▶ **Given request**: Return all of the lines below exactly as they are.
------------------------
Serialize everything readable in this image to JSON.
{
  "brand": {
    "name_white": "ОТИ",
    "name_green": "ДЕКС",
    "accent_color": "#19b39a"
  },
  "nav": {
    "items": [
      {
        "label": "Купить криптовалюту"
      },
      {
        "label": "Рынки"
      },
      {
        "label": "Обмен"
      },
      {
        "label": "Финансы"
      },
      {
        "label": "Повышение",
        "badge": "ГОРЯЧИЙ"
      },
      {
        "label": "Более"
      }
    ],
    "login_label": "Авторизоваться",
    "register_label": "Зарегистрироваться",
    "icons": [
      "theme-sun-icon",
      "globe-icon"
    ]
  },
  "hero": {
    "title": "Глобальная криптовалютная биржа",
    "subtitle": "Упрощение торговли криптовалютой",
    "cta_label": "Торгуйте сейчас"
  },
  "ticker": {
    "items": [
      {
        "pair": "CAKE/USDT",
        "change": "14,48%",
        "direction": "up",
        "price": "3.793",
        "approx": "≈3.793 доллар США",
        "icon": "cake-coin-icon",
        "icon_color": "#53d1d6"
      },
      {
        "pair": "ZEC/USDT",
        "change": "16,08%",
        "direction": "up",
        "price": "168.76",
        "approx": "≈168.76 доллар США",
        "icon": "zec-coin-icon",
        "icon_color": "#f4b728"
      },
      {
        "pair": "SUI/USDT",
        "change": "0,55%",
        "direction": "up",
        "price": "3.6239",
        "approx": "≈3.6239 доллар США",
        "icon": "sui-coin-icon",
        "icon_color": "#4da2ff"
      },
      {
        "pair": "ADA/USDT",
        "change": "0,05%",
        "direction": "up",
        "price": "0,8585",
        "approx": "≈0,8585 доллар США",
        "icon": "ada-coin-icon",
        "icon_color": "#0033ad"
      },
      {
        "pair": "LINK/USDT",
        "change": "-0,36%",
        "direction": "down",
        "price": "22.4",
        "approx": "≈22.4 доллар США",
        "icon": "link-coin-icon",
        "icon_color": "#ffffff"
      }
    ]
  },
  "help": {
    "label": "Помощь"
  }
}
------------------------
▶ **Answer**:
Serialize everything readable in this image to JSON.
{
  "brand": {
    "name_white": "ОТИ",
    "name_green": "ДЕКС",
    "accent_color": "#19b39a"
  },
  "nav": {
    "items": [
      {
        "label": "Купить криптовалюту"
      },
      {
        "label": "Рынки"
      },
      {
        "label": "Обмен"
      },
      {
        "label": "Финансы"
      },
      {
        "label": "Повышение",
        "badge": "ГОРЯЧИЙ"
      },
      {
        "label": "Более"
      }
    ],
    "login_label": "Авторизоваться",
    "register_label": "Зарегистрироваться",
    "icons": [
      "theme-sun-icon",
      "globe-icon"
    ]
  },
  "hero": {
    "title": "Глобальная криптовалютная биржа",
    "subtitle": "Упрощение торговли криптовалютой",
    "cta_label": "Торгуйте сейчас"
  },
  "ticker": {
    "items": [
      {
        "pair": "CAKE/USDT",
        "change": "14,48%",
        "direction": "up",
        "price": "3.793",
        "approx": "≈3.793 доллар США",
        "icon": "cake-coin-icon",
        "icon_color": "#53d1d6"
      },
      {
        "pair": "ZEC/USDT",
        "change": "16,08%",
        "direction": "up",
        "price": "168.76",
        "approx": "≈168.76 доллар США",
        "icon": "zec-coin-icon",
        "icon_color": "#f4b728"
      },
      {
        "pair": "SUI/USDT",
        "change": "0,55%",
        "direction": "up",
        "price": "3.6239",
        "approx": "≈3.6239 доллар США",
        "icon": "sui-coin-icon",
        "icon_color": "#4da2ff"
      },
      {
        "pair": "ADA/USDT",
        "change": "0,05%",
        "direction": "up",
        "price": "0,8585",
        "approx": "≈0,8585 доллар США",
        "icon": "ada-coin-icon",
        "icon_color": "#0033ad"
      },
      {
        "pair": "LINK/USDT",
        "change": "-0,36%",
        "direction": "down",
        "price": "22.4",
        "approx": "≈22.4 доллар США",
        "icon": "link-coin-icon",
        "icon_color": "#ffffff"
      }
    ]
  },
  "help": {
    "label": "Помощь"
  }
}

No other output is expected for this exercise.